EXERCISE REQUIREMENTS: Report how many lines of the following entries include the string "color"; respond with the number alone.

Rows from a figure dataset:
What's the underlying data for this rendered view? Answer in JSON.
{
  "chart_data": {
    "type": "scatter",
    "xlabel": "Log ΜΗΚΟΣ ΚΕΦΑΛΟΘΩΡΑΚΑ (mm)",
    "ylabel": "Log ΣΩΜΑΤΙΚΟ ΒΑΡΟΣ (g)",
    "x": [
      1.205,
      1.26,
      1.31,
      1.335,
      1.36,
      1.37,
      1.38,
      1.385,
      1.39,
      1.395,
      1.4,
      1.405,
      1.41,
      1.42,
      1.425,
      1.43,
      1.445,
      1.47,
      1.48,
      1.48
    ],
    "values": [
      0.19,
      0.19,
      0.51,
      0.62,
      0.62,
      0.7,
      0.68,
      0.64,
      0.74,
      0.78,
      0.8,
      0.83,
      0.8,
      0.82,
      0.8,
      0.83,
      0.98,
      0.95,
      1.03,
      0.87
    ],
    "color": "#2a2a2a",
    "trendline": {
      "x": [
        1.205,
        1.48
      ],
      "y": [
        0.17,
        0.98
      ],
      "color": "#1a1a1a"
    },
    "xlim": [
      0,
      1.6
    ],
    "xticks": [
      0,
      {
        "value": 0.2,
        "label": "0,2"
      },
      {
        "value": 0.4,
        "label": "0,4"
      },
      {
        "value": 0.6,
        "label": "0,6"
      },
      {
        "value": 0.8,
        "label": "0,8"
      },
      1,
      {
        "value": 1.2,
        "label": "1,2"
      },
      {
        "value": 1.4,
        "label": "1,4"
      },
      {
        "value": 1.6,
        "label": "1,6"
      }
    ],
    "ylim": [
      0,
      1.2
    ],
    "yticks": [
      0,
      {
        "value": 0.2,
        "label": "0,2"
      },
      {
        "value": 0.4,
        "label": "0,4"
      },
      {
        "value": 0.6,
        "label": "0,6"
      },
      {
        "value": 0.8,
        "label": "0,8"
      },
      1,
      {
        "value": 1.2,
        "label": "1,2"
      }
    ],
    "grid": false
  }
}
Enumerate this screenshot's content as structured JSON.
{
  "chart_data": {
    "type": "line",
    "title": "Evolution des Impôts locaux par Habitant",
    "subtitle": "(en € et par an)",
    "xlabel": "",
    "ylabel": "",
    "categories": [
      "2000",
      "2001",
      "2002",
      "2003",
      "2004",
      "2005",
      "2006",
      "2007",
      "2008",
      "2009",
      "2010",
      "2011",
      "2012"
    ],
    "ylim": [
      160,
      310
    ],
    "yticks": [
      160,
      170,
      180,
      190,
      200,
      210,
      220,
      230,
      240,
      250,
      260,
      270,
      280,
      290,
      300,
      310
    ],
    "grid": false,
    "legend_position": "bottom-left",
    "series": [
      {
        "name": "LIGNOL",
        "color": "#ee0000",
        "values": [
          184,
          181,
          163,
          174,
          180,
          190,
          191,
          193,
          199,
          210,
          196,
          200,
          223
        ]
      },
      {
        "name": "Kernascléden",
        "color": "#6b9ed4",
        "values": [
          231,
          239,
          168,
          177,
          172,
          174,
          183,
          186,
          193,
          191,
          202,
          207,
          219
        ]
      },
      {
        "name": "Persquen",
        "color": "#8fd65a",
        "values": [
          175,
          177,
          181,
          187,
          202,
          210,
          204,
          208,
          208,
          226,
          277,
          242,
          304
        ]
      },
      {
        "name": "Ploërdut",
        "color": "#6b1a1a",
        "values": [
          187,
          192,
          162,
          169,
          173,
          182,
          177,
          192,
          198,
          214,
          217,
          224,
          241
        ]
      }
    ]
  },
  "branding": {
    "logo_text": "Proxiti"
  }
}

EXPECTED OUTPUT: 6